LISTA DE TAREAS
**A.** En el fragmento sobre la muestra de autorretratos, ¿por qué afirma Ocaña que se escogieron autorretratos para la ocasión?
**B.** Resume en dos oraciones el fragmento sobre la muestra de autorretratos.
**C.** Escribe la continuación del fragmento sobre la muestra de autorretratos a partir de su última oración.

FRAGMENTO DEL DOCUMENTO
Ocaña afirma que para la ocasión se escogieron autorretratos no por ellos representar necesariamente al artista per se, sino por constituir robustas herramientas reveladoras de las preocupaciones existenciales del cimero expresionista dominicano las cuales, al fin y al cabo, no son más que las sempiternas dudas universales de todo pensador inquieto y sensible como fue el caso de nuestro artista.

Pretender discernir en detalle el conjunto de obras reunidas en esta muestra constituiría una utópica aspiración, mas, destacan algunas merecedoras de atención para los fines de estos párrafos.

FILAS PROPORCIONADAS

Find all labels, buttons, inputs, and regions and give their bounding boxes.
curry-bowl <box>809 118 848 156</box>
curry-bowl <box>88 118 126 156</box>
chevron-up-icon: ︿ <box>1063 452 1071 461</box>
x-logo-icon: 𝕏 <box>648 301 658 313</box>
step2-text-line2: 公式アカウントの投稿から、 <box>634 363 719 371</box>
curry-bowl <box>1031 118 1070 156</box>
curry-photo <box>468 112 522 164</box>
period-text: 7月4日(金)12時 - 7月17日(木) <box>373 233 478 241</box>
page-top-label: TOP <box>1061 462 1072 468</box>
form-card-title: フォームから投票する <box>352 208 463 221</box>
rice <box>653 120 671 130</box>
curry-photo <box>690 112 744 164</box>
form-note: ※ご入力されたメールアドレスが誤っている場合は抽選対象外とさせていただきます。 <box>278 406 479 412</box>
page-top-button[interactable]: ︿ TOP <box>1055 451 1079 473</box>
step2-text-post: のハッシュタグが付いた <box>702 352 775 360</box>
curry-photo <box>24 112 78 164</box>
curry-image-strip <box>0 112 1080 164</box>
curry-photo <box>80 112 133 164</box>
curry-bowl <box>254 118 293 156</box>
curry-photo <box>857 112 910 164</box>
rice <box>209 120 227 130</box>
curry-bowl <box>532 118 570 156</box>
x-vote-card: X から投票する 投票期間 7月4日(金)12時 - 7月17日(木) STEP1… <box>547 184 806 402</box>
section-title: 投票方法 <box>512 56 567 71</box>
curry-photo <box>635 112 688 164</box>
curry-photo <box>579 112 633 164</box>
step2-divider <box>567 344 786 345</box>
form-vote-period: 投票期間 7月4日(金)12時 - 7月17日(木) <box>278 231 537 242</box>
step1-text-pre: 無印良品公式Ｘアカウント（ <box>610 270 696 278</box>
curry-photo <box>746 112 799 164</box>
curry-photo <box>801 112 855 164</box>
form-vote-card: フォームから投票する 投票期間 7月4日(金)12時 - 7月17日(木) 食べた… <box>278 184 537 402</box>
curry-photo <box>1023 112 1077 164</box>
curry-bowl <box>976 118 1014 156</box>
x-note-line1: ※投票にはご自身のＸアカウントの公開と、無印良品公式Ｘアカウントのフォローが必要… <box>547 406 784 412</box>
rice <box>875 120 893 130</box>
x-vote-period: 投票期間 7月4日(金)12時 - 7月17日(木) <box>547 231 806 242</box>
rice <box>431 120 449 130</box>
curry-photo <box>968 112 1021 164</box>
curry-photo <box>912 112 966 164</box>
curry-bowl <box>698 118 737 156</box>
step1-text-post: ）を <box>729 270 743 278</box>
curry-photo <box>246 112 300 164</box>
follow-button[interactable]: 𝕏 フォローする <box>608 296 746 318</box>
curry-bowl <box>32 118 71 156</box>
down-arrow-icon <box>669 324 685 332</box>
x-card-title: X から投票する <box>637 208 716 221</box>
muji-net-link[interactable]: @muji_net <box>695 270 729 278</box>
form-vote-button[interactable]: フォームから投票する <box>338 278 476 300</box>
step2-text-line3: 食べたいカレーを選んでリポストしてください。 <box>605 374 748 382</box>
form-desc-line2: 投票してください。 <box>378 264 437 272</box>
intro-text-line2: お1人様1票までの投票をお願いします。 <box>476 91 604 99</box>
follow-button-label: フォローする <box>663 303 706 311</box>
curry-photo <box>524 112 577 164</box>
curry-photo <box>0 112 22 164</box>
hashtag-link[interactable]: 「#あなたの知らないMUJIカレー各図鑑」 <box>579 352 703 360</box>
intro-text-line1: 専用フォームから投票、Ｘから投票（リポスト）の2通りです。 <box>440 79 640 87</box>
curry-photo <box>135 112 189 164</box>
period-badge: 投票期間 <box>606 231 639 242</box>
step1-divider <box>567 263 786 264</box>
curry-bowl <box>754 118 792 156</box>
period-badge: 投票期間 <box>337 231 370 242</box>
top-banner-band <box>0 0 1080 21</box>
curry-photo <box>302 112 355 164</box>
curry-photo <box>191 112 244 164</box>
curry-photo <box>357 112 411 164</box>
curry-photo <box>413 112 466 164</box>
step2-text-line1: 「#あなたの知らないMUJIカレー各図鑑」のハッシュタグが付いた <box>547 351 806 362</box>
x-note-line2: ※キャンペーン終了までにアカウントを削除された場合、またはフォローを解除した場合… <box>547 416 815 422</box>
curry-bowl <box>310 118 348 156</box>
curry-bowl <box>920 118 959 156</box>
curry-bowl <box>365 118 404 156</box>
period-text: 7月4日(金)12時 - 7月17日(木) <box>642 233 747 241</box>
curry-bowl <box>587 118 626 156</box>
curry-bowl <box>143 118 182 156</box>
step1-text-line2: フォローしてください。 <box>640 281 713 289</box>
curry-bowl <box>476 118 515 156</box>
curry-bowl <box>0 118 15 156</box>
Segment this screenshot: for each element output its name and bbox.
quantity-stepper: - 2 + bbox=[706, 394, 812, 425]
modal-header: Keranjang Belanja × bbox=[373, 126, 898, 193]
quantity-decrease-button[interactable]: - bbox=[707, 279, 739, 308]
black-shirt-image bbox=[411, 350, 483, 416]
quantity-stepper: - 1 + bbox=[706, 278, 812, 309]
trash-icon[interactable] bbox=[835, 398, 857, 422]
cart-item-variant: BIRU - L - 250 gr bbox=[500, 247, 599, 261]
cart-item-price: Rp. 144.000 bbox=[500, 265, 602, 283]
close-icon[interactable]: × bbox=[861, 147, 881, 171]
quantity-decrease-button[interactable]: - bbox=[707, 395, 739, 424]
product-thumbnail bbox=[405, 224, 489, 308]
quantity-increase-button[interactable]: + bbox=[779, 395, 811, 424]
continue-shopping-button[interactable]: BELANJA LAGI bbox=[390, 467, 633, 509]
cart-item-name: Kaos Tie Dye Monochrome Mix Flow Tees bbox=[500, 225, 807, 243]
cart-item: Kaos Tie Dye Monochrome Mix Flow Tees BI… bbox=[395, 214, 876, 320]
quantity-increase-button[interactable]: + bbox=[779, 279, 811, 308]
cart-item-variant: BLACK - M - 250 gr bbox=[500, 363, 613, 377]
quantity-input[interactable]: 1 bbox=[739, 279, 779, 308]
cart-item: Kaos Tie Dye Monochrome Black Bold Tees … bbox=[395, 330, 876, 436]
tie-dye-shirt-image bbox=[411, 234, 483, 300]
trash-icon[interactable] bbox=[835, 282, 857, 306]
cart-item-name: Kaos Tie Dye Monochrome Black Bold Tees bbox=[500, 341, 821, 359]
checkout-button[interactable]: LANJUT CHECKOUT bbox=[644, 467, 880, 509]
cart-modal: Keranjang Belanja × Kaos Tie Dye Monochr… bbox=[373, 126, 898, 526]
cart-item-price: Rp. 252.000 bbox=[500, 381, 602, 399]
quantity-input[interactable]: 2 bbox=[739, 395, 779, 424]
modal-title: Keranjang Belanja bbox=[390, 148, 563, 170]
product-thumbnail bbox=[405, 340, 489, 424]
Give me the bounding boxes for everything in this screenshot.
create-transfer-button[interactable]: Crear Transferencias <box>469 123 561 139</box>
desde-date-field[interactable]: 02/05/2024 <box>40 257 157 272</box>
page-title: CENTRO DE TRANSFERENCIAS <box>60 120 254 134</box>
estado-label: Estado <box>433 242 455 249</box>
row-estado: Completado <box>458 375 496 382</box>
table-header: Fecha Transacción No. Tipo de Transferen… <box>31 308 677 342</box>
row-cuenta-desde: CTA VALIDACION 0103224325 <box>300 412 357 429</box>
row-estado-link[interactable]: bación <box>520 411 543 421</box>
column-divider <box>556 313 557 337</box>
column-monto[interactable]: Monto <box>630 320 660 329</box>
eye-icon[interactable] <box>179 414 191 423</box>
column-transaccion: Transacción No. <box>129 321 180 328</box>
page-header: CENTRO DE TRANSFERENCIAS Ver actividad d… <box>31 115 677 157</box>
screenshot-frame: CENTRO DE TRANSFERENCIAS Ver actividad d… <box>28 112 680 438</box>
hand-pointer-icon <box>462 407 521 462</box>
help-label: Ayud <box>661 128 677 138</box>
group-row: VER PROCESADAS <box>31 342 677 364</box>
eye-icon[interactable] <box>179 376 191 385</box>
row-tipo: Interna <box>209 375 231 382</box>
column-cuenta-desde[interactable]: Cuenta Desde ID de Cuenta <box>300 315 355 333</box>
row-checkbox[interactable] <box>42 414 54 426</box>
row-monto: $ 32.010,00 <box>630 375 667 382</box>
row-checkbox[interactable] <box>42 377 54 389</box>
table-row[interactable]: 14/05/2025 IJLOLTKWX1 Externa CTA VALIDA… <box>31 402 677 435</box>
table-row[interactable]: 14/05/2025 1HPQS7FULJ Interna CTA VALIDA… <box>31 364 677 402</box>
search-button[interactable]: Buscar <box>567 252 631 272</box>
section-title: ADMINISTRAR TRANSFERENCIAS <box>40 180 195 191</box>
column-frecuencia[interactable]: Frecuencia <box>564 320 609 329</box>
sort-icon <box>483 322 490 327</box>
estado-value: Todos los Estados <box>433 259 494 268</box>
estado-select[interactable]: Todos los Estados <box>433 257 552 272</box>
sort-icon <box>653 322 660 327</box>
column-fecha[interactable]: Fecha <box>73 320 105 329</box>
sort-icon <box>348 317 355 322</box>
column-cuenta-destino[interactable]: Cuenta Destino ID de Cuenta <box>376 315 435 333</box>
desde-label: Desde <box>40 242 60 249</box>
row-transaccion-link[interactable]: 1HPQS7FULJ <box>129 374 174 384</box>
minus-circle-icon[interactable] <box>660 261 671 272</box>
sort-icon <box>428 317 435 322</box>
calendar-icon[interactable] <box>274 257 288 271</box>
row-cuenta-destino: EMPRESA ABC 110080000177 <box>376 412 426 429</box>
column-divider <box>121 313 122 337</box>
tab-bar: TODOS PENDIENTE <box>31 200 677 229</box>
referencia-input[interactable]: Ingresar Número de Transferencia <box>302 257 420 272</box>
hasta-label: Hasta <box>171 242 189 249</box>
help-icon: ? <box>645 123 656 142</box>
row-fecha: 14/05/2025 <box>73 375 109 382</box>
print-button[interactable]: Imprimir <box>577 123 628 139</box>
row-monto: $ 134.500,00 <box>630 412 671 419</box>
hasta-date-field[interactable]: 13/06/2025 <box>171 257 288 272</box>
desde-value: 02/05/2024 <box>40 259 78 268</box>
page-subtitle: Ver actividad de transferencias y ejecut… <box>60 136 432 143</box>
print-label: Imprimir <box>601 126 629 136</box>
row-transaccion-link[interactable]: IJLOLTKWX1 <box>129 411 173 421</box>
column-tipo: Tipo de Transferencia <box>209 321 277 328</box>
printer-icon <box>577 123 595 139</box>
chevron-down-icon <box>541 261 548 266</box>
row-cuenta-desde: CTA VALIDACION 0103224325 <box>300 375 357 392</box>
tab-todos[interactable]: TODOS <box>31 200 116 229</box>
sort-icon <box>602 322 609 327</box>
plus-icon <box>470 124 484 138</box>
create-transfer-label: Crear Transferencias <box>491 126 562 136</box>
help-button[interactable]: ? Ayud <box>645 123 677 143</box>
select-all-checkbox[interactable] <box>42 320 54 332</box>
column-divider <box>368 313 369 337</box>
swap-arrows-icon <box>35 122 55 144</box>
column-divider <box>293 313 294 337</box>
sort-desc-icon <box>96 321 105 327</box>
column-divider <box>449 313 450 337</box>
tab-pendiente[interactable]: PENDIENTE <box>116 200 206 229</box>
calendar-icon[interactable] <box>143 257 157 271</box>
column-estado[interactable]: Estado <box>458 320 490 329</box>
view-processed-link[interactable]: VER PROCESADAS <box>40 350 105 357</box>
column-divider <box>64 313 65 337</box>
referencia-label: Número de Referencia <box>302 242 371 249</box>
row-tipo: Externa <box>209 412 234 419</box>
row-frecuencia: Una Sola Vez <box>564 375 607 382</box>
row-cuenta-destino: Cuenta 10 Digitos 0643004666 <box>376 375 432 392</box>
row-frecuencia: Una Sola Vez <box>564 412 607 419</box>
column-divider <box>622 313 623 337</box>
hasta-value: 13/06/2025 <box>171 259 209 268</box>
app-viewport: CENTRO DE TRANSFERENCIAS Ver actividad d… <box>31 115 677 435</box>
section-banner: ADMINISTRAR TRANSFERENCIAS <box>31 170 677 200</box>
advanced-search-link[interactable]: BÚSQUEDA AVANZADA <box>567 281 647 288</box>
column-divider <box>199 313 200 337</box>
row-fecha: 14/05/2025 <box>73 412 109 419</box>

RESPUESTAS
**A.** Porque constituyen robustas herramientas reveladoras de las preocupaciones existenciales del cimero expresionista dominicano, no porque representen necesariamente al artista.

**B.** Según Ocaña, los autorretratos se eligieron no por representar necesariamente al artista, sino por revelar sus preocupaciones existenciales, que son las dudas universales de todo pensador inquieto y sensible. Examinar en detalle todas las obras reunidas en la muestra sería una aspiración utópica, pero algunas merecen atención.

**C.**
Nos referimos a tres impresionantes lienzos trabajados en técnica mixta: “Autorretrato”, exhibido en la prestigiosa galería florentina de Uffizi, tela en la que Oviedo ha decidido mirarnos a los ojos seguro de sí mismo y de sus cavilaciones; a juzgar por la postura de sus manos, único detalle resaltado en el cuadro además de su cara, el acontecimiento escénico no puede representar otra cosa que no sea el convencimiento del artista maduro que equipara el pensamiento al acto creativo propiamente dicho ejecutado por sus manos.

“Autorretrato en rojo”, presumiblemente dedicado a Van Gogh como insinúa la oreja ausente, muestra rasgos de un puntillismo que roza lo genial; las pinceladas breves y rápidas que pueblan este lienzo hacen del rojo y del amarillo artificio conformador de los límites de un firmamento indefinido desde donde surgen los detalles faciales del autor. Su semblante, críptico y provocador, aparece incrustado en el limitado escenario en que acontece esta obra, o, en el mejor de los casos, aparenta provenir del infinito oculto al cual nos invita Oviedo entrar.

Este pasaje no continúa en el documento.